● Stated exercise:
In the material below, list every line carrying the string "специализированная".
+++++
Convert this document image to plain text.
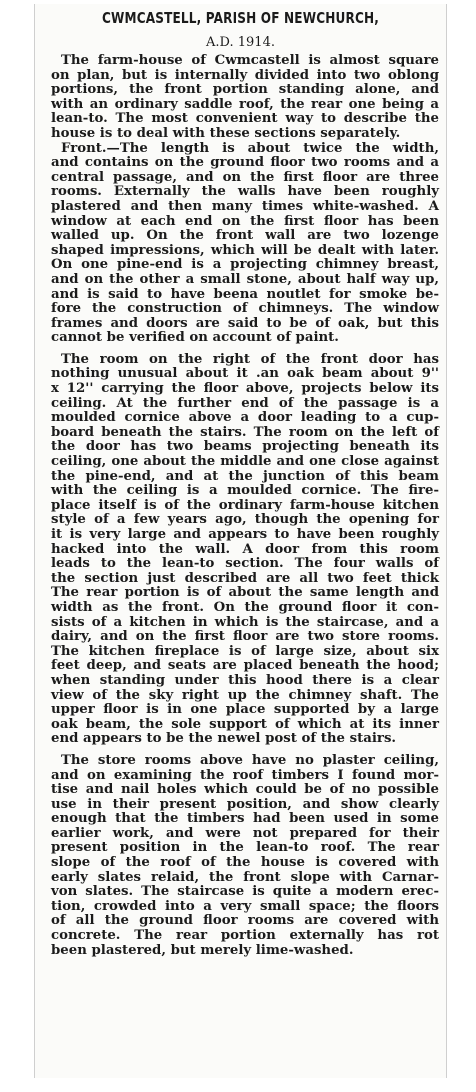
CWMCASTELL, PARISH OF NEWCHURCH,
A.D. 1914.

The farm-house of Cwmcastell is almost square
on plan, but is internally divided into two oblong
portions, the front portion standing alone, and
with an ordinary saddle roof, the rear one being a
lean-to. The most convenient way to describe the
house is to deal with these sections separately.
Front.—The length is about twice the width,
and contains on the ground floor two rooms and a
central passage, and on the first floor are three
rooms. Externally the walls have been roughly
plastered and then many times white-washed. A
window at each end on the first floor has been
walled up. On the front wall are two lozenge
shaped impressions, which will be dealt with later.
On one pine-end is a projecting chimney breast,
and on the other a small stone, about half way up,
and is said to have beena noutlet for smoke be-
fore the construction of chimneys. The window
frames and doors are said to be of oak, but this
cannot be verified on account of paint.

The room on the right of the front door has
nothing unusual about it .an oak beam about 9''
x 12'' carrying the floor above, projects below its
ceiling. At the further end of the passage is a
moulded cornice above a door leading to a cup-
board beneath the stairs. The room on the left of
the door has two beams projecting beneath its
ceiling, one about the middle and one close against
the pine-end, and at the junction of this beam
with the ceiling is a moulded cornice. The fire-
place itself is of the ordinary farm-house kitchen
style of a few years ago, though the opening for
it is very large and appears to have been roughly
hacked into the wall. A door from this room
leads to the lean-to section. The four walls of
the section just described are all two feet thick
The rear portion is of about the same length and
width as the front. On the ground floor it con-
sists of a kitchen in which is the staircase, and a
dairy, and on the first floor are two store rooms.
The kitchen fireplace is of large size, about six
feet deep, and seats are placed beneath the hood;
when standing under this hood there is a clear
view of the sky right up the chimney shaft. The
upper floor is in one place supported by a large
oak beam, the sole support of which at its inner
end appears to be the newel post of the stairs.

The store rooms above have no plaster ceiling,
and on examining the roof timbers I found mor-
tise and nail holes which could be of no possible
use in their present position, and show clearly
enough that the timbers had been used in some
earlier work, and were not prepared for their
present position in the lean-to roof. The rear
slope of the roof of the house is covered with
early slates relaid, the front slope with Carnar-
von slates. The staircase is quite a modern erec-
tion, crowded into a very small space; the floors
of all the ground floor rooms are covered with
concrete. The rear portion externally has rot
been plastered, but merely lime-washed.
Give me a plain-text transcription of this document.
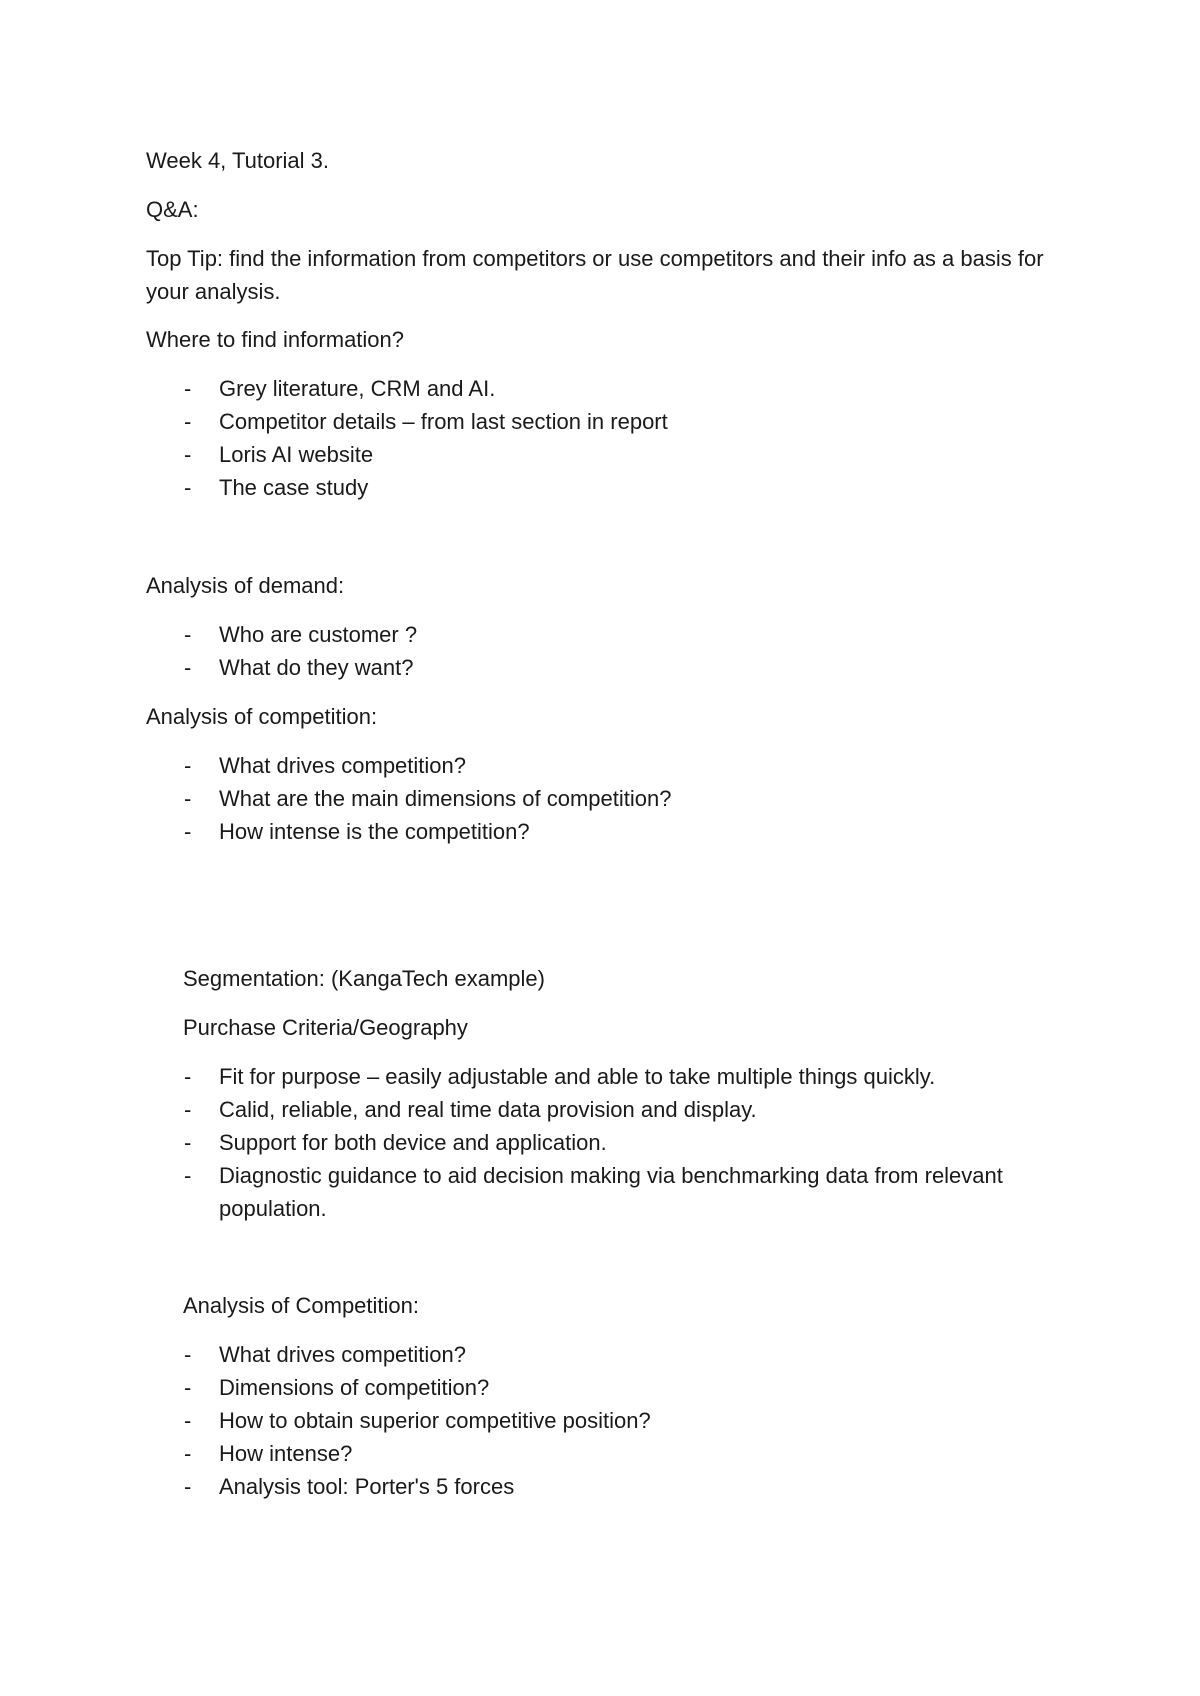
Week 4, Tutorial 3.

Q&A:

Top Tip: find the information from competitors or use competitors and their info as a basis for your analysis.

Where to find information?

- Grey literature, CRM and AI.
- Competitor details – from last section in report
- Loris AI website
- The case study

Analysis of demand:

- Who are customer ?
- What do they want?

Analysis of competition:

- What drives competition?
- What are the main dimensions of competition?
- How intense is the competition?

Segmentation: (KangaTech example)

Purchase Criteria/Geography

- Fit for purpose – easily adjustable and able to take multiple things quickly.
- Calid, reliable, and real time data provision and display.
- Support for both device and application.
- Diagnostic guidance to aid decision making via benchmarking data from relevant population.

Analysis of Competition:

- What drives competition?
- Dimensions of competition?
- How to obtain superior competitive position?
- How intense?
- Analysis tool: Porter's 5 forces
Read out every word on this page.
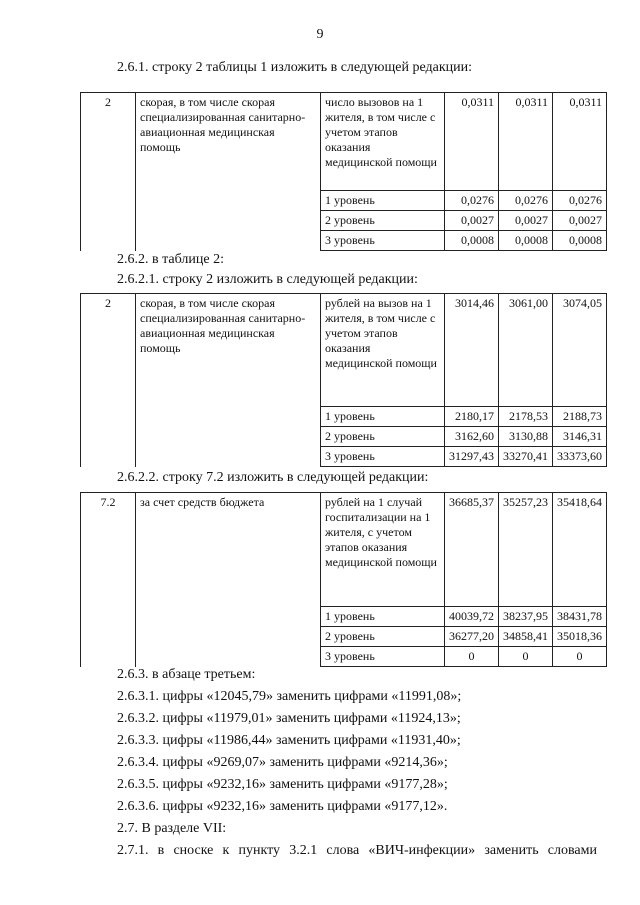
9
2.6.1. строку 2 таблицы 1 изложить в следующей редакции:
2	скорая, в том числе скорая специализированная санитарно-авиационная медицинская помощь	число вызовов на 1 жителя, в том числе с учетом этапов оказания медицинской помощи	0,0311	0,0311	0,0311
		1 уровень	0,0276	0,0276	0,0276
		2 уровень	0,0027	0,0027	0,0027
		3 уровень	0,0008	0,0008	0,0008
2.6.2. в таблице 2:
2.6.2.1. строку 2 изложить в следующей редакции:
2	скорая, в том числе скорая специализированная санитарно-авиационная медицинская помощь	рублей на вызов на 1 жителя, в том числе с учетом этапов оказания медицинской помощи	3014,46	3061,00	3074,05
		1 уровень	2180,17	2178,53	2188,73
		2 уровень	3162,60	3130,88	3146,31
		3 уровень	31297,43	33270,41	33373,60
2.6.2.2. строку 7.2 изложить в следующей редакции:
7.2	за счет средств бюджета	рублей на 1 случай госпитализации на 1 жителя, с учетом этапов оказания медицинской помощи	36685,37	35257,23	35418,64
		1 уровень	40039,72	38237,95	38431,78
		2 уровень	36277,20	34858,41	35018,36
		3 уровень	0	0	0
2.6.3. в абзаце третьем:
2.6.3.1. цифры «12045,79» заменить цифрами «11991,08»;
2.6.3.2. цифры «11979,01» заменить цифрами «11924,13»;
2.6.3.3. цифры «11986,44» заменить цифрами «11931,40»;
2.6.3.4. цифры «9269,07» заменить цифрами «9214,36»;
2.6.3.5. цифры «9232,16» заменить цифрами «9177,28»;
2.6.3.6. цифры «9232,16» заменить цифрами «9177,12».
2.7. В разделе VII:
2.7.1. в сноске к пункту 3.2.1 слова «ВИЧ-инфекции» заменить словами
+++++
● Answer:
2	скорая, в том числе скорая специализированная санитарно-авиационная медицинская помощь	число вызовов на 1 жителя, в том числе с учетом этапов оказания медицинской помощи	0,0311	0,0311	0,0311
2	скорая, в том числе скорая специализированная санитарно-авиационная медицинская помощь	рублей на вызов на 1 жителя, в том числе с учетом этапов оказания медицинской помощи	3014,46	3061,00	3074,05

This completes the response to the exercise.